■ Requirements
Find the lines below that contain the word "subtitle" and count them. Only the number should be given.

[Lines of data]
################
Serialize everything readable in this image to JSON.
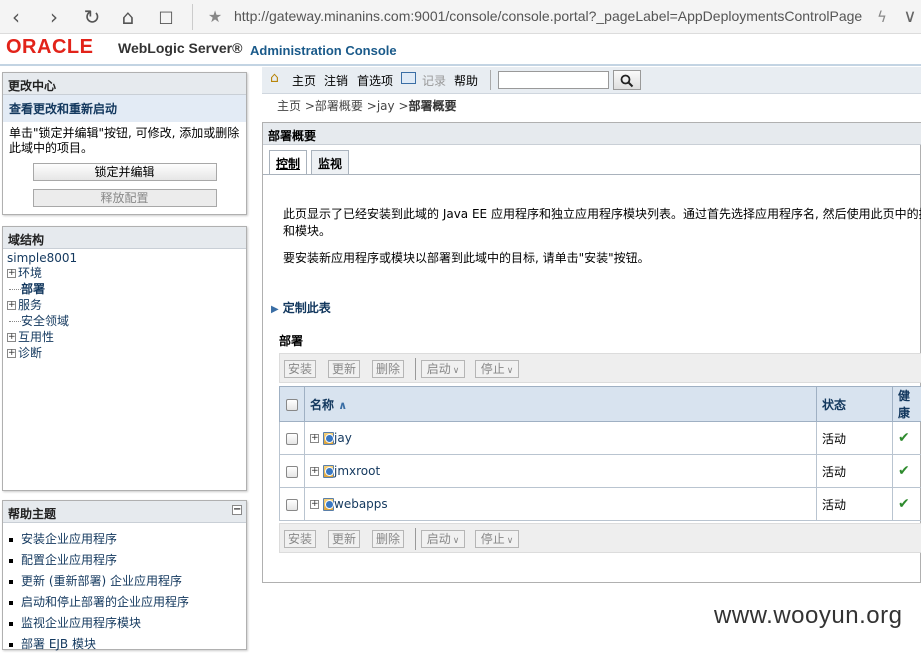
{
  "browser": {
    "url": "http://gateway.minanins.com:9001/console/console.portal?_pageLabel=AppDeploymentsControlPage"
  },
  "header": {
    "logo": "ORACLE",
    "product": "WebLogic Server®",
    "subtitle": "Administration Console"
  },
  "change_center": {
    "title": "更改中心",
    "subtitle": "查看更改和重新启动",
    "description": "单击\"锁定并编辑\"按钮, 可修改, 添加或删除此域中的项目。",
    "lock_button": "锁定并编辑",
    "release_button": "释放配置"
  },
  "domain_structure": {
    "title": "域结构",
    "root": "simple8001",
    "items": [
      {
        "label": "环境",
        "expandable": true
      },
      {
        "label": "部署",
        "expandable": false
      },
      {
        "label": "服务",
        "expandable": true
      },
      {
        "label": "安全领域",
        "expandable": false
      },
      {
        "label": "互用性",
        "expandable": true
      },
      {
        "label": "诊断",
        "expandable": true
      }
    ]
  },
  "help_topics": {
    "title": "帮助主题",
    "items": [
      "安装企业应用程序",
      "配置企业应用程序",
      "更新 (重新部署) 企业应用程序",
      "启动和停止部署的企业应用程序",
      "监视企业应用程序模块",
      "部署 EJB 模块"
    ]
  },
  "toolbar": {
    "home": "主页",
    "logout": "注销",
    "preferences": "首选项",
    "record": "记录",
    "help": "帮助",
    "search_value": ""
  },
  "breadcrumb": {
    "items": [
      "主页",
      "部署概要",
      "jay"
    ],
    "current": "部署概要"
  },
  "main": {
    "title": "部署概要",
    "tabs": [
      "控制",
      "监视"
    ],
    "active_tab": "控制",
    "description_1a": "此页显示了已经安装到此域的 Java EE 应用程序和独立应用程序模块列表。通过首先选择应用程序名, 然后使用此页中的控",
    "description_1b": "和模块。",
    "description_2": "要安装新应用程序或模块以部署到此域中的目标, 请单击\"安装\"按钮。",
    "customize": "定制此表",
    "table_label": "部署"
  },
  "actions": {
    "install": "安装",
    "update": "更新",
    "delete": "删除",
    "start": "启动",
    "stop": "停止"
  },
  "table": {
    "columns": {
      "name": "名称",
      "state": "状态",
      "health": "健康"
    },
    "rows": [
      {
        "name": "jay",
        "state": "活动",
        "health": "OK"
      },
      {
        "name": "jmxroot",
        "state": "活动",
        "health": "OK"
      },
      {
        "name": "webapps",
        "state": "活动",
        "health": "OK"
      }
    ]
  },
  "watermark": "www.wooyun.org",
  "icons": [
    "back-icon",
    "forward-icon",
    "reload-icon",
    "home-icon",
    "reader-icon",
    "star-icon",
    "bolt-icon",
    "search-icon",
    "record-icon",
    "sort-asc-icon",
    "ok-check-icon"
  ]
}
################
■ Task response
2